### Supplied records

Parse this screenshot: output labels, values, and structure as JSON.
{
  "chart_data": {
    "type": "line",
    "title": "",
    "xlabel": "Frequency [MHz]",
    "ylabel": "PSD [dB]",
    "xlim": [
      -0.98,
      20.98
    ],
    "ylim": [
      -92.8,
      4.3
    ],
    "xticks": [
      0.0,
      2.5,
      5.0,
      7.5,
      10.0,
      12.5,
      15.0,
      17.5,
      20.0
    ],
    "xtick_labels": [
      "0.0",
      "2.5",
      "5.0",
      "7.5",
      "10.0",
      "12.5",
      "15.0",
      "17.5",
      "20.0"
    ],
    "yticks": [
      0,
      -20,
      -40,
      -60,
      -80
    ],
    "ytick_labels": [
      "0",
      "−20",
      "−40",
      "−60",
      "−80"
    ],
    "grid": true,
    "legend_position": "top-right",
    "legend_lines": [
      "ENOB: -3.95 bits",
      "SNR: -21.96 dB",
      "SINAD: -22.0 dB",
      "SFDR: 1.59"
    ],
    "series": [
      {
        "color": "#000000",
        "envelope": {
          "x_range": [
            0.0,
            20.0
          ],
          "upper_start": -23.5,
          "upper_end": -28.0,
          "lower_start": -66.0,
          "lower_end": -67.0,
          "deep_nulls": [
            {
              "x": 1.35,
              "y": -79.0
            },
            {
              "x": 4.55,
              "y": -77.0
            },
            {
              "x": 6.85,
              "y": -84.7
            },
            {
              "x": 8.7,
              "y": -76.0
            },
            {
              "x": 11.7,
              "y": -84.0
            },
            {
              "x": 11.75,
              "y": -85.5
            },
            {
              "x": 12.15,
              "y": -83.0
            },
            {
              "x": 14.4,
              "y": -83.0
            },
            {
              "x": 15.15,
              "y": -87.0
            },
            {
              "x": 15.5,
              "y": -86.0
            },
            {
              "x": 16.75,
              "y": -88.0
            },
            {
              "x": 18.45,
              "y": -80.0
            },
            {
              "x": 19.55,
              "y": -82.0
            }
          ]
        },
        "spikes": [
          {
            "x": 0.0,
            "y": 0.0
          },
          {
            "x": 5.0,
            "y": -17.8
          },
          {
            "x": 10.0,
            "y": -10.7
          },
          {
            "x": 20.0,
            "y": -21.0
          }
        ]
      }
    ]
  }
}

### Work to complete
Copy out the whole listing exactly.

### Task solution
Parse this screenshot: output labels, values, and structure as JSON.
{
  "chart_data": {
    "type": "line",
    "title": "",
    "xlabel": "Frequency [MHz]",
    "ylabel": "PSD [dB]",
    "xlim": [
      -0.98,
      20.98
    ],
    "ylim": [
      -92.8,
      4.3
    ],
    "xticks": [
      0.0,
      2.5,
      5.0,
      7.5,
      10.0,
      12.5,
      15.0,
      17.5,
      20.0
    ],
    "xtick_labels": [
      "0.0",
      "2.5",
      "5.0",
      "7.5",
      "10.0",
      "12.5",
      "15.0",
      "17.5",
      "20.0"
    ],
    "yticks": [
      0,
      -20,
      -40,
      -60,
      -80
    ],
    "ytick_labels": [
      "0",
      "−20",
      "−40",
      "−60",
      "−80"
    ],
    "grid": true,
    "legend_position": "top-right",
    "legend_lines": [
      "ENOB: -3.95 bits",
      "SNR: -21.96 dB",
      "SINAD: -22.0 dB",
      "SFDR: 1.59"
    ],
    "series": [
      {
        "color": "#000000",
        "envelope": {
          "x_range": [
            0.0,
            20.0
          ],
          "upper_start": -23.5,
          "upper_end": -28.0,
          "lower_start": -66.0,
          "lower_end": -67.0,
          "deep_nulls": [
            {
              "x": 1.35,
              "y": -79.0
            },
            {
              "x": 4.55,
              "y": -77.0
            },
            {
              "x": 6.85,
              "y": -84.7
            },
            {
              "x": 8.7,
              "y": -76.0
            },
            {
              "x": 11.7,
              "y": -84.0
            },
            {
              "x": 11.75,
              "y": -85.5
            },
            {
              "x": 12.15,
              "y": -83.0
            },
            {
              "x": 14.4,
              "y": -83.0
            },
            {
              "x": 15.15,
              "y": -87.0
            },
            {
              "x": 15.5,
              "y": -86.0
            },
            {
              "x": 16.75,
              "y": -88.0
            },
            {
              "x": 18.45,
              "y": -80.0
            },
            {
              "x": 19.55,
              "y": -82.0
            }
          ]
        },
        "spikes": [
          {
            "x": 0.0,
            "y": 0.0
          },
          {
            "x": 5.0,
            "y": -17.8
          },
          {
            "x": 10.0,
            "y": -10.7
          },
          {
            "x": 20.0,
            "y": -21.0
          }
        ]
      }
    ]
  }
}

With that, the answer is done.